• [Set exercise]:
Below are the records; collect from them each line containing the string "this".
-- start Data lines --
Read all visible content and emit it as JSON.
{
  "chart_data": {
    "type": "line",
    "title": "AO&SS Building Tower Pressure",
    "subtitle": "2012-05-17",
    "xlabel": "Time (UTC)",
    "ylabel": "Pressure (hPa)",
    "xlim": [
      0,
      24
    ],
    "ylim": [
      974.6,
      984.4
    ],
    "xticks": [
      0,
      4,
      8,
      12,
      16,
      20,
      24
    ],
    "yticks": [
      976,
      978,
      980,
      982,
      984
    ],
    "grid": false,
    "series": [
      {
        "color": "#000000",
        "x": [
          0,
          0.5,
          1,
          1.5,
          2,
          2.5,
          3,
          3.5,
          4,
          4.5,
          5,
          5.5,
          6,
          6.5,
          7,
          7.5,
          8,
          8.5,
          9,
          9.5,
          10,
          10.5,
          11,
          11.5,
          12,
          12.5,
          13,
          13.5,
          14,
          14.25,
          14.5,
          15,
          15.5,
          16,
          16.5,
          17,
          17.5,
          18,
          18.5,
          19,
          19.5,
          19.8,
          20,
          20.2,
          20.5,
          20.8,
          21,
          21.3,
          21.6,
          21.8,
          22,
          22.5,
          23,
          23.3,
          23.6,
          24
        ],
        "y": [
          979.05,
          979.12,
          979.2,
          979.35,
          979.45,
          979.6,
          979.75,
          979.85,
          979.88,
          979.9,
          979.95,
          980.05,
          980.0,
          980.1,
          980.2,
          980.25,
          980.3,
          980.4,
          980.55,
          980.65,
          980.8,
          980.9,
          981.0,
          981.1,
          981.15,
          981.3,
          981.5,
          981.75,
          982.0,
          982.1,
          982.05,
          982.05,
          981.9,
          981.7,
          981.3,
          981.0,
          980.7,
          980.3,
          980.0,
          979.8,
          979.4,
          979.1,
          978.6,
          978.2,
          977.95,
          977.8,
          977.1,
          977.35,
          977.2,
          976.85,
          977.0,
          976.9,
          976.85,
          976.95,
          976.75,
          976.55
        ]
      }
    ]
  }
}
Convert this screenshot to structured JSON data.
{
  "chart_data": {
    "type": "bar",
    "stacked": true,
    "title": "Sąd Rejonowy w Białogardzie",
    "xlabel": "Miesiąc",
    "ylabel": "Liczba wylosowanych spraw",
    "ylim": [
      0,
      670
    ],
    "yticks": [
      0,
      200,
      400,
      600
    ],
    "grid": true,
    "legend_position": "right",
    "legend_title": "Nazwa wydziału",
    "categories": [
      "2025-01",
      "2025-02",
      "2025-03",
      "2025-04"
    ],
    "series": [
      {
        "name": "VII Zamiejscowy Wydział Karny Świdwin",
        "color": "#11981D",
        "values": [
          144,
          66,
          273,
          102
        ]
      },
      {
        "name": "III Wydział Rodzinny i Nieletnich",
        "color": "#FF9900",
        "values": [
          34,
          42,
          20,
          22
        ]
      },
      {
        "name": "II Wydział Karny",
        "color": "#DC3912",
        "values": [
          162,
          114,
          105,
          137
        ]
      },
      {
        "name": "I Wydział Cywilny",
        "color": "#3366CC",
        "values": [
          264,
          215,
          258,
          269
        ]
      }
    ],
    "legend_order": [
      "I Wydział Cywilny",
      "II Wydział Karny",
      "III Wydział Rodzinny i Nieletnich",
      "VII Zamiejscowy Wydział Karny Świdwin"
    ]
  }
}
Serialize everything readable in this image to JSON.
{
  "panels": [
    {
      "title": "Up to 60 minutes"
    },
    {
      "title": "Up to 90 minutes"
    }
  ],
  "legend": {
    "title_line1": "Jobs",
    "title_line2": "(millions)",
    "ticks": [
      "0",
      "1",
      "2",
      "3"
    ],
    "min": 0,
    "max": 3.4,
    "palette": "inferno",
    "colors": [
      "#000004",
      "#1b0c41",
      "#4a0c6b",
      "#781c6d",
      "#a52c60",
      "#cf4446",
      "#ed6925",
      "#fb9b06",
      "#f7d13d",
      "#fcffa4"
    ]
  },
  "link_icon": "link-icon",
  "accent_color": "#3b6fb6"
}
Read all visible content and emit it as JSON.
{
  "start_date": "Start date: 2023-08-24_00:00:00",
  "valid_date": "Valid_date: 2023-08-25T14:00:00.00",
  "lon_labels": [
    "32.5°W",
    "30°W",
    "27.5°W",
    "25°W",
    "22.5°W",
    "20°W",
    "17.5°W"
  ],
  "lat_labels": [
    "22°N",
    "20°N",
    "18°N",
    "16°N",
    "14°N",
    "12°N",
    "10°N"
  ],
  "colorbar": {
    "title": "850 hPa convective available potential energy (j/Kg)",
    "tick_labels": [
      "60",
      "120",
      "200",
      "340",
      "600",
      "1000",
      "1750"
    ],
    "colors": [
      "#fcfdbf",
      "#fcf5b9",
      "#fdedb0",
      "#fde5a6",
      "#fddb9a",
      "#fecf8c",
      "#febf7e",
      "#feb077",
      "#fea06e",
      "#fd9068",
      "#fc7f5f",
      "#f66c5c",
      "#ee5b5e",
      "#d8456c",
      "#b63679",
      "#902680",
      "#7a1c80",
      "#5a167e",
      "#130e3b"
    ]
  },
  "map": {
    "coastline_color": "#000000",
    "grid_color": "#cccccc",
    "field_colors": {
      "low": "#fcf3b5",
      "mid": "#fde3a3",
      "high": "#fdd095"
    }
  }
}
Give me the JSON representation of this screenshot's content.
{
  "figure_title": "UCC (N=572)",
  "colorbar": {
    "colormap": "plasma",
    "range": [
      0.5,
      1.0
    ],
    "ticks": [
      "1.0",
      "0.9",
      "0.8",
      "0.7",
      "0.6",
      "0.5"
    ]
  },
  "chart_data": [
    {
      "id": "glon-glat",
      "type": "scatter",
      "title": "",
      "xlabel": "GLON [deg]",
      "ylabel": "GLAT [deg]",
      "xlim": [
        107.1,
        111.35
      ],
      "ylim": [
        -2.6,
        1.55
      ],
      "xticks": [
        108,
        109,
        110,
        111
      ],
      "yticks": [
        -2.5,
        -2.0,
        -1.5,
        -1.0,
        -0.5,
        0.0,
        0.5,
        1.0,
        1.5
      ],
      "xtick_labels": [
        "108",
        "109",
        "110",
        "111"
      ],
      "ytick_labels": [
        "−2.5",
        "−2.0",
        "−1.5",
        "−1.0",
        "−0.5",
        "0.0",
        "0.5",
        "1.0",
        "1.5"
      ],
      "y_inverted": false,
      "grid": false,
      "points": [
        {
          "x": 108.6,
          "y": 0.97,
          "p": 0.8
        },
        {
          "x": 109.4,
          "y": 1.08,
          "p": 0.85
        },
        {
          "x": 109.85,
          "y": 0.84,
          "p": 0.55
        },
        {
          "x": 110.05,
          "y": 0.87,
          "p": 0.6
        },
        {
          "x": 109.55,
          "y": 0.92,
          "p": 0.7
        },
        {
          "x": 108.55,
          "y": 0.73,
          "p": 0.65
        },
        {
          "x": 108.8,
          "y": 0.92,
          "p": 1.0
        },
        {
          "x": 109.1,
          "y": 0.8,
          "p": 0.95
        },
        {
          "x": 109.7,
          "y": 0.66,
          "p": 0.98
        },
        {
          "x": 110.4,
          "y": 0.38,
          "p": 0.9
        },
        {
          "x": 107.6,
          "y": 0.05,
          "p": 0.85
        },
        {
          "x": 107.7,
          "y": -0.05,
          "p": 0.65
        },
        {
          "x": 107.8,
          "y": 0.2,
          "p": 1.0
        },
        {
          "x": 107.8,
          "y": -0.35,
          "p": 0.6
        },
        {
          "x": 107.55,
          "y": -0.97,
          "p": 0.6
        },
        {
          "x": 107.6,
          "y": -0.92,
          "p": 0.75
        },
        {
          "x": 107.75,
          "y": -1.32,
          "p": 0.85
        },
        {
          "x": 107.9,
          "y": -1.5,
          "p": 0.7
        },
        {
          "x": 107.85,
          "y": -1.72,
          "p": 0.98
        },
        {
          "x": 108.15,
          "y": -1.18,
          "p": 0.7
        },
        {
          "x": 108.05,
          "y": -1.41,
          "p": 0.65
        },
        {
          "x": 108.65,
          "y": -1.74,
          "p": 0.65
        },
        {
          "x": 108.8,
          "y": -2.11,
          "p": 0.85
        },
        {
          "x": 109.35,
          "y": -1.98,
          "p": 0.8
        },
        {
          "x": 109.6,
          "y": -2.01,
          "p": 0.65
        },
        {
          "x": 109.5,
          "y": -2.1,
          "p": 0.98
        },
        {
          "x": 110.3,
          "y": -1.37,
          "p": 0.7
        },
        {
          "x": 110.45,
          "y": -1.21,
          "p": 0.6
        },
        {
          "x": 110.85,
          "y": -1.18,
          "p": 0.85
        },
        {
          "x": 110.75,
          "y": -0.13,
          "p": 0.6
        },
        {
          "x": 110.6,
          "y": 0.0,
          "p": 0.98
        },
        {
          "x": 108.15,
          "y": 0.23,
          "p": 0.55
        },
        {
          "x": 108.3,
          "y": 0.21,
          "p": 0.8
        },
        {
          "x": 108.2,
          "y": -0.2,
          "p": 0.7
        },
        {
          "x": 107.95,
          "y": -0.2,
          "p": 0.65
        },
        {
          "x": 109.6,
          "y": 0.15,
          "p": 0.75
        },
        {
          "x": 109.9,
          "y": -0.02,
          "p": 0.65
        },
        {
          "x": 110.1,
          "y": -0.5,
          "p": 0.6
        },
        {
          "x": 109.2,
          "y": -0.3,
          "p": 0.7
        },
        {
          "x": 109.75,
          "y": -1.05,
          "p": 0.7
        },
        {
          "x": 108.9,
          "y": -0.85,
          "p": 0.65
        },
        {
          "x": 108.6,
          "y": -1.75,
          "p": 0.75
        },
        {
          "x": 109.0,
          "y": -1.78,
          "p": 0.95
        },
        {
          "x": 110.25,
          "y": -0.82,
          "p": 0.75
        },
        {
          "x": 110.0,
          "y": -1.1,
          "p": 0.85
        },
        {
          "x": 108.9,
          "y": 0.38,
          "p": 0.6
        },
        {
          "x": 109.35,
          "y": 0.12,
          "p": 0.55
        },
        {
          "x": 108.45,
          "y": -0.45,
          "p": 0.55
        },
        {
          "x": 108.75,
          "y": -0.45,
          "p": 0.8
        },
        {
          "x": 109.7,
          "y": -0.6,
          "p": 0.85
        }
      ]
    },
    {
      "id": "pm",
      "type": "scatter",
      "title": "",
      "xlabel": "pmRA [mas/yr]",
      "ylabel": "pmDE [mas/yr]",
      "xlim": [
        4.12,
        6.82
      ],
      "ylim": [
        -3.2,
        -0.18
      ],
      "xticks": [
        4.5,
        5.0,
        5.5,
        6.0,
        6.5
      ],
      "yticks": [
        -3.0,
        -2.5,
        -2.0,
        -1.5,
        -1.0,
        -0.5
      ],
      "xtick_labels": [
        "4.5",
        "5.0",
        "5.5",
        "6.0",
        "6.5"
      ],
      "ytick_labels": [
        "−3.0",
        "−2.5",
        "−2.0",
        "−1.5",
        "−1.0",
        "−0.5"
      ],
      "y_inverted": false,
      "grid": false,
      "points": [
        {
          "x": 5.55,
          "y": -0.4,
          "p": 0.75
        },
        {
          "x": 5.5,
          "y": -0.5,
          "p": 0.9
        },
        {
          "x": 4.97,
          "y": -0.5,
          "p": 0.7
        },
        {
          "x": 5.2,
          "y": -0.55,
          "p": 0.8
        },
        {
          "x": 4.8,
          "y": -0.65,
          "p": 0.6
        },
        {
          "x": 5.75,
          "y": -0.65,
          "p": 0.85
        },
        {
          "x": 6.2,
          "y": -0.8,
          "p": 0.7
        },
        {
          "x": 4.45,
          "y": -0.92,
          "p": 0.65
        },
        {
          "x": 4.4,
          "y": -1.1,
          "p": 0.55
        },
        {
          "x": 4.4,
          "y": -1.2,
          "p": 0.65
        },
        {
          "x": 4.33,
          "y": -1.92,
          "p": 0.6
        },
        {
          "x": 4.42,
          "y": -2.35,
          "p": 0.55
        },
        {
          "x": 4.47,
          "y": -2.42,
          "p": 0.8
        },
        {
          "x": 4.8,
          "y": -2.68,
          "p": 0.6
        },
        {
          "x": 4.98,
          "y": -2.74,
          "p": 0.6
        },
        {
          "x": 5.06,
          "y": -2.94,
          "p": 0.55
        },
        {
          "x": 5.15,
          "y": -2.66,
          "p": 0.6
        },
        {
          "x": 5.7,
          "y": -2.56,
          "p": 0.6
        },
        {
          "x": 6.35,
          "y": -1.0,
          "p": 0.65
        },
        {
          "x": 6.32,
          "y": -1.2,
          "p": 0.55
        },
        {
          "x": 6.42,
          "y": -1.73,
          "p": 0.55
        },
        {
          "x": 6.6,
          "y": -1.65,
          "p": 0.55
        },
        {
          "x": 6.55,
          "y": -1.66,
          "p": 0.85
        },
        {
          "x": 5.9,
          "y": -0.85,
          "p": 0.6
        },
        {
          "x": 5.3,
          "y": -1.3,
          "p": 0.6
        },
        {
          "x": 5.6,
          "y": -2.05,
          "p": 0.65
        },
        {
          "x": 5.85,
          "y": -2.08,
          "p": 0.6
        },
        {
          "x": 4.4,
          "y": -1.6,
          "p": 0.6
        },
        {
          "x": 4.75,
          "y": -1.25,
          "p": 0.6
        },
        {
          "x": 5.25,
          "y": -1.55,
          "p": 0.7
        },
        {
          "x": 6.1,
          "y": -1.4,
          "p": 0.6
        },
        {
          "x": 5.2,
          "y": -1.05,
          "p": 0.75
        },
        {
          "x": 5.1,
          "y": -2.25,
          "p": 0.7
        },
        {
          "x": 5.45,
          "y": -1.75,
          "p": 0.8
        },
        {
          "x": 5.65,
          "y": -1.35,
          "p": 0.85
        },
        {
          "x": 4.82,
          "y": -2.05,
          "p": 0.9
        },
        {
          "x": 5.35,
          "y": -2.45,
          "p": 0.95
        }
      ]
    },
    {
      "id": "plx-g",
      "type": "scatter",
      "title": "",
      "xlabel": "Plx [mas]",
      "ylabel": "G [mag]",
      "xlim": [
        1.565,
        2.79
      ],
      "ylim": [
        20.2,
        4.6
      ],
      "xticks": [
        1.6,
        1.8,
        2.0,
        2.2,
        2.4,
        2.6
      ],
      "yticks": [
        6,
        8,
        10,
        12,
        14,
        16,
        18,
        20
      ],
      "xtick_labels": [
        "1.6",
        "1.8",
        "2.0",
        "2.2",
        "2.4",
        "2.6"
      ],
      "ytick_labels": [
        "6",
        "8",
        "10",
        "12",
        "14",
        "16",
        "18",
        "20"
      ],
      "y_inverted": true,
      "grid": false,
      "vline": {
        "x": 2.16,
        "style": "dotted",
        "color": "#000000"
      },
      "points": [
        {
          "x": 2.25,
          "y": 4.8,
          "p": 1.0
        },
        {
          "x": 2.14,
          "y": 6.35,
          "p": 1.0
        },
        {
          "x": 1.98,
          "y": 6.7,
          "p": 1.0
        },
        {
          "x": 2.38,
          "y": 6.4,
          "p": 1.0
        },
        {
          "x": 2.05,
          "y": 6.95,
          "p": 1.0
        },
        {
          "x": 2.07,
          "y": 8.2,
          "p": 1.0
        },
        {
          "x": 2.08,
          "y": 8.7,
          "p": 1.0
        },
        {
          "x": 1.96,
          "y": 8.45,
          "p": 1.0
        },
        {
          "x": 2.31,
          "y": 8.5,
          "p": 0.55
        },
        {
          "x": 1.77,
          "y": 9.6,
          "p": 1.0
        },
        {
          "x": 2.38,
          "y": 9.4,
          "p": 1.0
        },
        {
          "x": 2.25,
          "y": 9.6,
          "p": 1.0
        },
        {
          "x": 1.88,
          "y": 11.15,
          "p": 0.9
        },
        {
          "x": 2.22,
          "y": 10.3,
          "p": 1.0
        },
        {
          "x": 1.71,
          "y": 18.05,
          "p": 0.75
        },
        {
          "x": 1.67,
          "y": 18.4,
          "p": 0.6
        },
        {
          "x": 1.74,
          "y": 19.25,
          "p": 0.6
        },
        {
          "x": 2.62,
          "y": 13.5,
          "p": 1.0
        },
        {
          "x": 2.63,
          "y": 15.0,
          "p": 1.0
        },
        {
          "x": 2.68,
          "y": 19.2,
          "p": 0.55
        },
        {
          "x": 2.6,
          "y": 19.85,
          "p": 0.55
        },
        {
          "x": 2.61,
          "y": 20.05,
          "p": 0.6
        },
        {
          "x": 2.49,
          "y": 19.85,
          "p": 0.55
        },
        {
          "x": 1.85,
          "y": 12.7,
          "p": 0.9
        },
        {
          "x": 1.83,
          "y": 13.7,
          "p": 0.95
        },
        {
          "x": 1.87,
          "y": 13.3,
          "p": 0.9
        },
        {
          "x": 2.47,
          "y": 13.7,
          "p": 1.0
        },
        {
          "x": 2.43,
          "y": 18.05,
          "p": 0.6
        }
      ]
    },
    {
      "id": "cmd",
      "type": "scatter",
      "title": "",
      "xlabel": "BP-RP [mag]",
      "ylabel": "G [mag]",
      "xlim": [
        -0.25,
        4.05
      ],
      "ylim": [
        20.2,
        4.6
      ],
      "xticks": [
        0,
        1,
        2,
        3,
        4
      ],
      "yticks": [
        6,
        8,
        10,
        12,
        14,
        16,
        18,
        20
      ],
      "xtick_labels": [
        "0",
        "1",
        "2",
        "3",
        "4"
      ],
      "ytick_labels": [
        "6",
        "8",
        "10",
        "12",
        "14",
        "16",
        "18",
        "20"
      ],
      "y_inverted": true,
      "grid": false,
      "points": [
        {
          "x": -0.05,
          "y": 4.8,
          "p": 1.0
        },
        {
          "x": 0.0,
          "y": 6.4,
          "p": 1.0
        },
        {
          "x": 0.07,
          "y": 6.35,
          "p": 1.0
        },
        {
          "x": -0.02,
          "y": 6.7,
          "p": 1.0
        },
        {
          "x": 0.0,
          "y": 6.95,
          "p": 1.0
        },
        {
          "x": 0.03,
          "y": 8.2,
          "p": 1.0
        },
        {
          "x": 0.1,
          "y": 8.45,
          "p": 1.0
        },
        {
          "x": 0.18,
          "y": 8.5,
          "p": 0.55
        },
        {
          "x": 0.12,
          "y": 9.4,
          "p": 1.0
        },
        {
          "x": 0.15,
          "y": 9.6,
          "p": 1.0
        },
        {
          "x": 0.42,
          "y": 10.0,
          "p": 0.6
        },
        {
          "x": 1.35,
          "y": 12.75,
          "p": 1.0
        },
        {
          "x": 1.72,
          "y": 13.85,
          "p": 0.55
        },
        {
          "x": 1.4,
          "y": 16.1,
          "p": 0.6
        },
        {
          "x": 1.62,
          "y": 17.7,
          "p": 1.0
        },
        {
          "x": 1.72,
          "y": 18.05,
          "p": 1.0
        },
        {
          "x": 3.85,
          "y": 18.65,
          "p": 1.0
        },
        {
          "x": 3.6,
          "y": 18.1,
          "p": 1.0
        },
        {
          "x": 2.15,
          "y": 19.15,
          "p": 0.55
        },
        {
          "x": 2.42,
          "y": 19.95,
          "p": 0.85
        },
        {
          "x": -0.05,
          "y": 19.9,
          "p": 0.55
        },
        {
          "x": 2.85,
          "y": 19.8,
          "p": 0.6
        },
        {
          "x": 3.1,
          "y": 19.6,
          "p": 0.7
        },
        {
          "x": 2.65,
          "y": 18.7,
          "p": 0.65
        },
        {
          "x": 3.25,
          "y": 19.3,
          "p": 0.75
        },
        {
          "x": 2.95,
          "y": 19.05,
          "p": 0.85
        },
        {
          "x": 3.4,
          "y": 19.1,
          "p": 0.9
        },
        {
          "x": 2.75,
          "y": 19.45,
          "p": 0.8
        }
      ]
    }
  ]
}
-- end Data lines --
• [Correct response]:
Convert this screenshot to structured JSON data.
Serialize everything readable in this image to JSON.
Give me the JSON representation of this screenshot's content.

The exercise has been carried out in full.